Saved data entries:

— Begin —

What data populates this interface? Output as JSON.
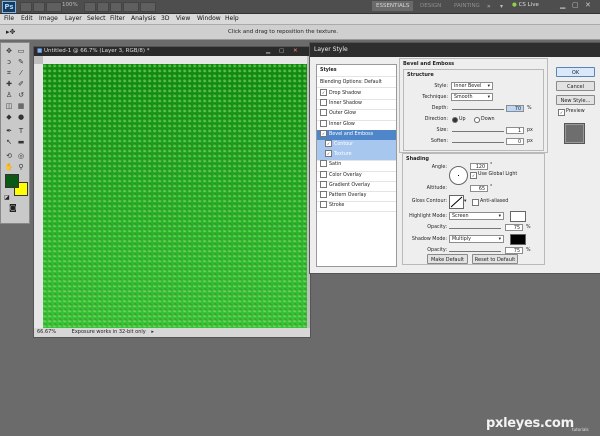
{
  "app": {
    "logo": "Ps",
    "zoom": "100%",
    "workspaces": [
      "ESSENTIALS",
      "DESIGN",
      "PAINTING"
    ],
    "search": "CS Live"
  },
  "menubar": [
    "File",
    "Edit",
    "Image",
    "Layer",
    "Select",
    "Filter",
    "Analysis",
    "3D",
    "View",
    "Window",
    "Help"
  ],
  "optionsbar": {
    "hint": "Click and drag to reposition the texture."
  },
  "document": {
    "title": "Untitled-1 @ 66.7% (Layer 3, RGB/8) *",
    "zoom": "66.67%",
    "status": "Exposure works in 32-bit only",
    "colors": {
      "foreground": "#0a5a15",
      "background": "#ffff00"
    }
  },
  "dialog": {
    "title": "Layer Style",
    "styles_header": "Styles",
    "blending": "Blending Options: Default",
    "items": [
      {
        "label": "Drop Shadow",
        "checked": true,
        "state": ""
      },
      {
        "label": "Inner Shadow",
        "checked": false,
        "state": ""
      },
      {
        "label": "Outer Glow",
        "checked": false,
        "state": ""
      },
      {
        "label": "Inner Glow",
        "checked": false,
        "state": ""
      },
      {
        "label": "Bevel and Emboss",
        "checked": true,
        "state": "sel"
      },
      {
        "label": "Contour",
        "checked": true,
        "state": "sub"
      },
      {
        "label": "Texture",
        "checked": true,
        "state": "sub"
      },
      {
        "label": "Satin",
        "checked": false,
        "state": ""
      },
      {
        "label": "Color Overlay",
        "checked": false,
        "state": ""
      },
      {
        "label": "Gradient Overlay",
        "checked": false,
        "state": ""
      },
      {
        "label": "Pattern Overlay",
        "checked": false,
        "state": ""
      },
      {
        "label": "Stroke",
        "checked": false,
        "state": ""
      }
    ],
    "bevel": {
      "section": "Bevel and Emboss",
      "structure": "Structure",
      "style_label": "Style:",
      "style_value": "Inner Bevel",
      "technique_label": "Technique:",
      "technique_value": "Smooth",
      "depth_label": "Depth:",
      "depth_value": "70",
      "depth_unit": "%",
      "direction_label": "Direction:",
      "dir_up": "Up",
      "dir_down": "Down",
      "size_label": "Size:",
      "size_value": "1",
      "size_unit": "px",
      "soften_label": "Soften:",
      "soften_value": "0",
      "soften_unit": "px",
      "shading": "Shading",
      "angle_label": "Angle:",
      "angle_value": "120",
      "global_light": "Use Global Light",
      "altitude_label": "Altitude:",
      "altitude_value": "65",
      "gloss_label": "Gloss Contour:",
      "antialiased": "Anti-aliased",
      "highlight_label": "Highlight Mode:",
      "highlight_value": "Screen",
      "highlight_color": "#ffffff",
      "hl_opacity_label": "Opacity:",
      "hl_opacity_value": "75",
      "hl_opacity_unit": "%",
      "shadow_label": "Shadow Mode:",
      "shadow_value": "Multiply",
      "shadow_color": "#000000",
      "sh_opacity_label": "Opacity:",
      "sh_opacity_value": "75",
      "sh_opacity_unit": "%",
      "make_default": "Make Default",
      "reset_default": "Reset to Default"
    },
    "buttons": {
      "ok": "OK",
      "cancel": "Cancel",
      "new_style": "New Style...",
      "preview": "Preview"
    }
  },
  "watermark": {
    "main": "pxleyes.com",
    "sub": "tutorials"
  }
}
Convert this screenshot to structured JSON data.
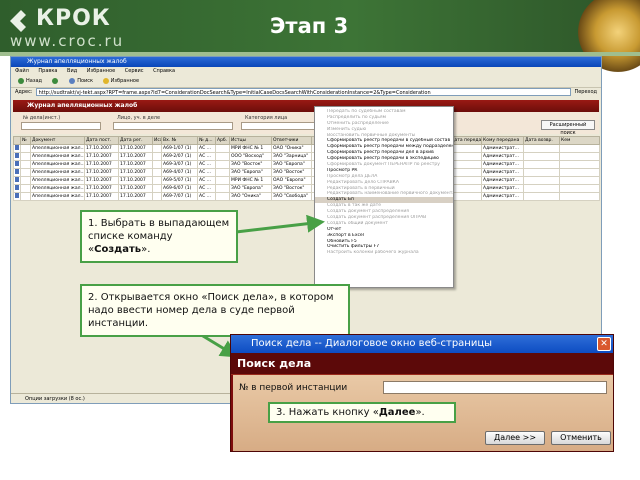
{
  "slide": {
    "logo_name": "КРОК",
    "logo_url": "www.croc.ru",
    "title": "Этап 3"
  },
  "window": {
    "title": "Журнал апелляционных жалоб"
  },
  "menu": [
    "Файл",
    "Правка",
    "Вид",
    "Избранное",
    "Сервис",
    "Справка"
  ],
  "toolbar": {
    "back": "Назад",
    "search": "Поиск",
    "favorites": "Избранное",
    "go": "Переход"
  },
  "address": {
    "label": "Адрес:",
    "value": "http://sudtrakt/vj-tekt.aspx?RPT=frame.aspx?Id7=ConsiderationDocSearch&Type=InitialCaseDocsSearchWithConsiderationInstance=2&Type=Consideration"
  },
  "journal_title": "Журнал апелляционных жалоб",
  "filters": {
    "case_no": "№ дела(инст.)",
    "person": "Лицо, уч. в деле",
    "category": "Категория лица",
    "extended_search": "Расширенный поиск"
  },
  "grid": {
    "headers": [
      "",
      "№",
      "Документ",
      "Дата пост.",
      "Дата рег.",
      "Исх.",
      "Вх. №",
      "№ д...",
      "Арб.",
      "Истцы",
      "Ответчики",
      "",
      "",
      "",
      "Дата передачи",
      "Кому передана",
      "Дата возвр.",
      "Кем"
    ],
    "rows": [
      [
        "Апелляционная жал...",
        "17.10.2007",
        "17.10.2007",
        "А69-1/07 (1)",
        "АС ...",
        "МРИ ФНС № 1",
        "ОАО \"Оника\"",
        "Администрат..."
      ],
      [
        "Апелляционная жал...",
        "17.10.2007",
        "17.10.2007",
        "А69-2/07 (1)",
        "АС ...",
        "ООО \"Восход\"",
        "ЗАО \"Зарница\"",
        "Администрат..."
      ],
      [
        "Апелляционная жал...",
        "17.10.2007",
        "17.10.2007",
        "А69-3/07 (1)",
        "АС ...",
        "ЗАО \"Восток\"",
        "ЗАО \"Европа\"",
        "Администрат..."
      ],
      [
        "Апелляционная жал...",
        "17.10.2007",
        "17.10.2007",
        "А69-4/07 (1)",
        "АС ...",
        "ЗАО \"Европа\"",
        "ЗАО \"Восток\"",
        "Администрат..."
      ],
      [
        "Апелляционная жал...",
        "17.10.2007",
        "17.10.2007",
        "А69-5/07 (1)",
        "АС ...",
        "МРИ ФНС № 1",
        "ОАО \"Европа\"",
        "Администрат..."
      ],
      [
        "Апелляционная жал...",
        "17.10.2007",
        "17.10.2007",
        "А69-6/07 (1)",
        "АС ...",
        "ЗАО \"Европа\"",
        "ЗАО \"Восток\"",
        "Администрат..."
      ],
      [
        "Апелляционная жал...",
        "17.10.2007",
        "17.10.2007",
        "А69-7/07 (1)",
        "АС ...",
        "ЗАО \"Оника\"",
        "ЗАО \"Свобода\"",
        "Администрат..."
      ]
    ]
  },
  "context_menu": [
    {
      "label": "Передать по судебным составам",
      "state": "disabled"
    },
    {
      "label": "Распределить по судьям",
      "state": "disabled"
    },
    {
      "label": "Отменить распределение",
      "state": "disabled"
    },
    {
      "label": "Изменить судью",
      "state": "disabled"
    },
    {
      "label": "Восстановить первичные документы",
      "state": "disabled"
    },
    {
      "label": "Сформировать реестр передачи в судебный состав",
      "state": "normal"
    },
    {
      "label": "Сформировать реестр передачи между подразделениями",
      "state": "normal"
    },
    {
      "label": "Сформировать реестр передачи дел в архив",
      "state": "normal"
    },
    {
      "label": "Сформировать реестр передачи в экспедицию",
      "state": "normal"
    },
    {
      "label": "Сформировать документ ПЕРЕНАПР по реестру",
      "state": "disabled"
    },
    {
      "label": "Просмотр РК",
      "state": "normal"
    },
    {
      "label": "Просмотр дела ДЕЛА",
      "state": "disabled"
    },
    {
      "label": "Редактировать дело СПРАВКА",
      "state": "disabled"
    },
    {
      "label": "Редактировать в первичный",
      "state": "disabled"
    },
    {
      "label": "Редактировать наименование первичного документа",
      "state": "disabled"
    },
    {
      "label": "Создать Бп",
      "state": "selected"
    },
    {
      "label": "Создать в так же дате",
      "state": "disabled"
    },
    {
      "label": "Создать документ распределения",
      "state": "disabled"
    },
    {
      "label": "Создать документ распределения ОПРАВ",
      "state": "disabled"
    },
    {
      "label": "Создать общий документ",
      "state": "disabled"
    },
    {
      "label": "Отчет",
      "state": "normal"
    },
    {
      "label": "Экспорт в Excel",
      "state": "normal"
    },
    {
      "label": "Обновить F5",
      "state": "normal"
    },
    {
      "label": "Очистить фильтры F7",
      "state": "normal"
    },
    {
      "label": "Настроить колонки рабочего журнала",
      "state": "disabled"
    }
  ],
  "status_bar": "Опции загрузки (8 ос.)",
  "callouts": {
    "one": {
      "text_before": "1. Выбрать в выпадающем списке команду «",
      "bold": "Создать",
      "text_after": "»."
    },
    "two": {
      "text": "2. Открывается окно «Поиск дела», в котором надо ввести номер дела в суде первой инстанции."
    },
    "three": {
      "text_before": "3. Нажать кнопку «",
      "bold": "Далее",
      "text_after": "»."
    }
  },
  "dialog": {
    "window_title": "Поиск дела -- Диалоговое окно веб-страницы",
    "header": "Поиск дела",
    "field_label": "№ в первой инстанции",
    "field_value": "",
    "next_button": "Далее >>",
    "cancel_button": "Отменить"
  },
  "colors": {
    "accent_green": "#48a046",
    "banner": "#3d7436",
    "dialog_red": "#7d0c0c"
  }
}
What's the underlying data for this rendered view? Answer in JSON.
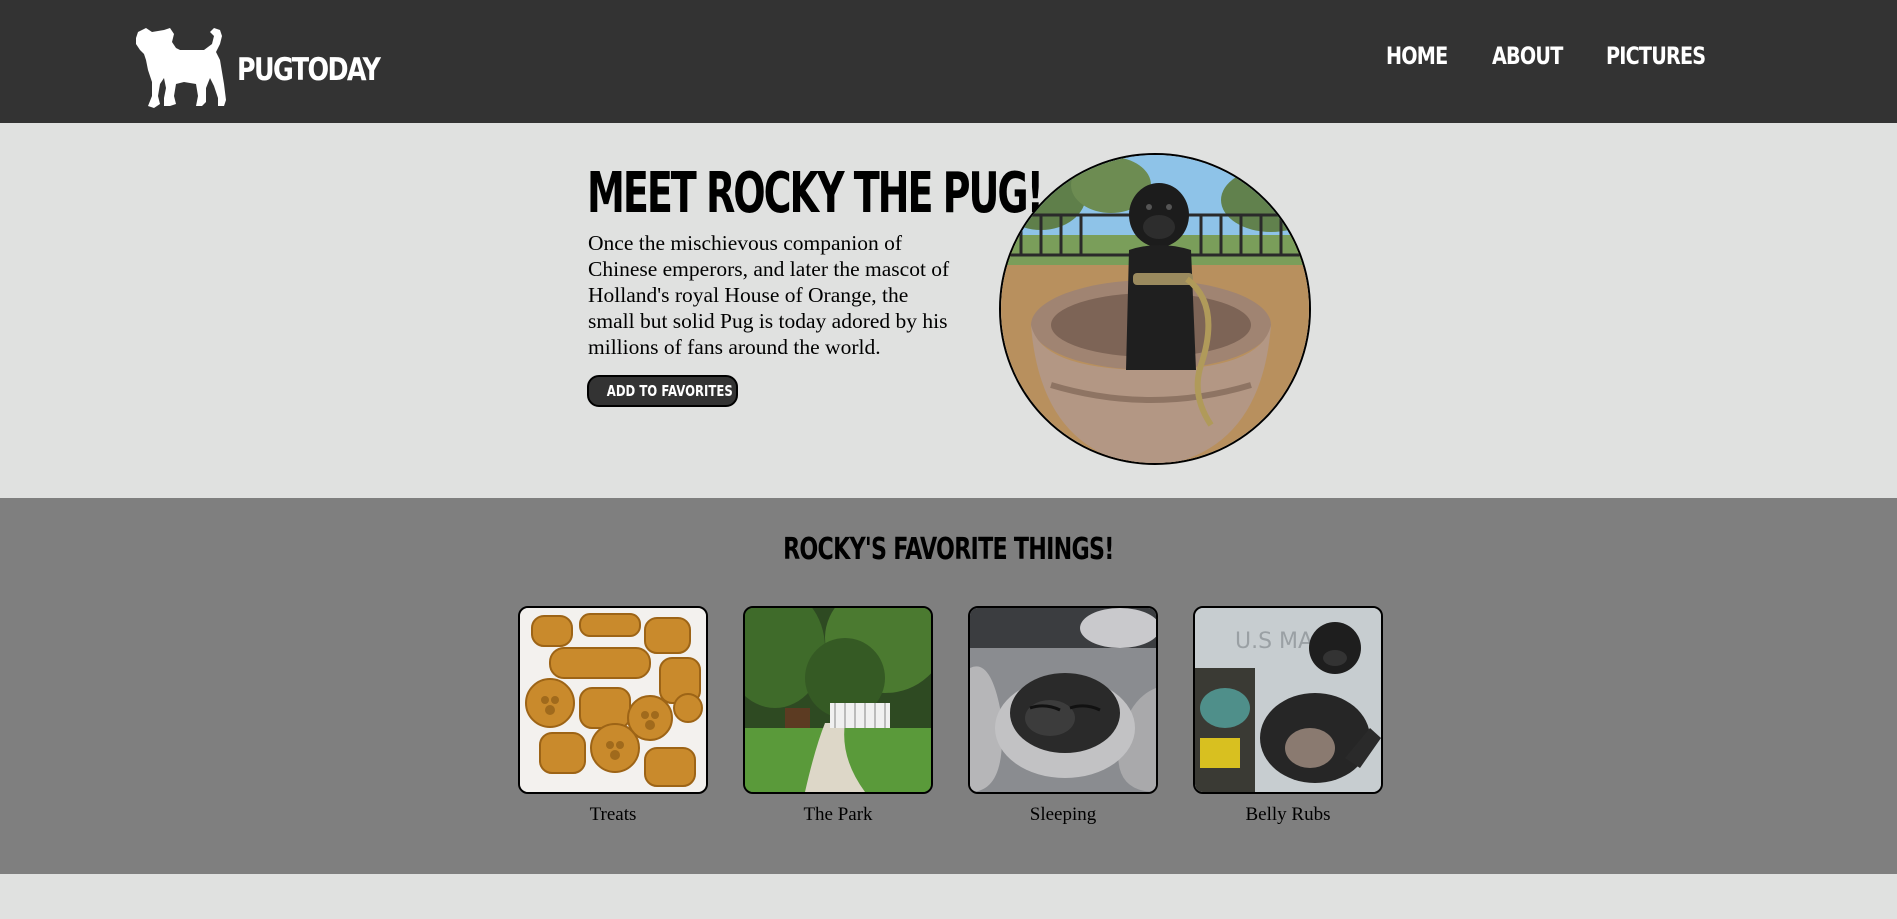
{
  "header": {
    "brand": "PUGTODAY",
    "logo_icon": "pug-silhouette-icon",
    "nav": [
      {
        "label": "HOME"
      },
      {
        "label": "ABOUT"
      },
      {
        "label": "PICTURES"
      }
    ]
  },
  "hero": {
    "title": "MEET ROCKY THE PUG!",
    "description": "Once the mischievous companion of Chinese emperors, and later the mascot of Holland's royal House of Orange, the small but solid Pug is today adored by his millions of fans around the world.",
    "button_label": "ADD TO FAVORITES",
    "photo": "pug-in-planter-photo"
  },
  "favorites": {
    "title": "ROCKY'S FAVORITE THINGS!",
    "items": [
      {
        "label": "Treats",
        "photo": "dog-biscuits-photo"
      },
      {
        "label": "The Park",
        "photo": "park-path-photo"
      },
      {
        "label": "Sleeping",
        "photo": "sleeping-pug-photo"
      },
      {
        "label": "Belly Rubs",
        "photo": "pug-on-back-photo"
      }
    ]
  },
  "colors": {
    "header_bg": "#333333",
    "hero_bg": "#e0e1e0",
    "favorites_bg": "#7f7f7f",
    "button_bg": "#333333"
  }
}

— End —

▶ **Your goal**
Scan the lines above for "дела", then copy every one that has it.

▶ **Task solution**
    "case_no": "№ дела(инст.)",
      "label": "Просмотр дела ДЕЛА",
      "text": "2. Открывается окно «Поиск дела», в котором надо ввести номер дела в суде первой инстанции."
    "window_title": "Поиск дела -- Диалоговое окно веб-страницы",
    "header": "Поиск дела",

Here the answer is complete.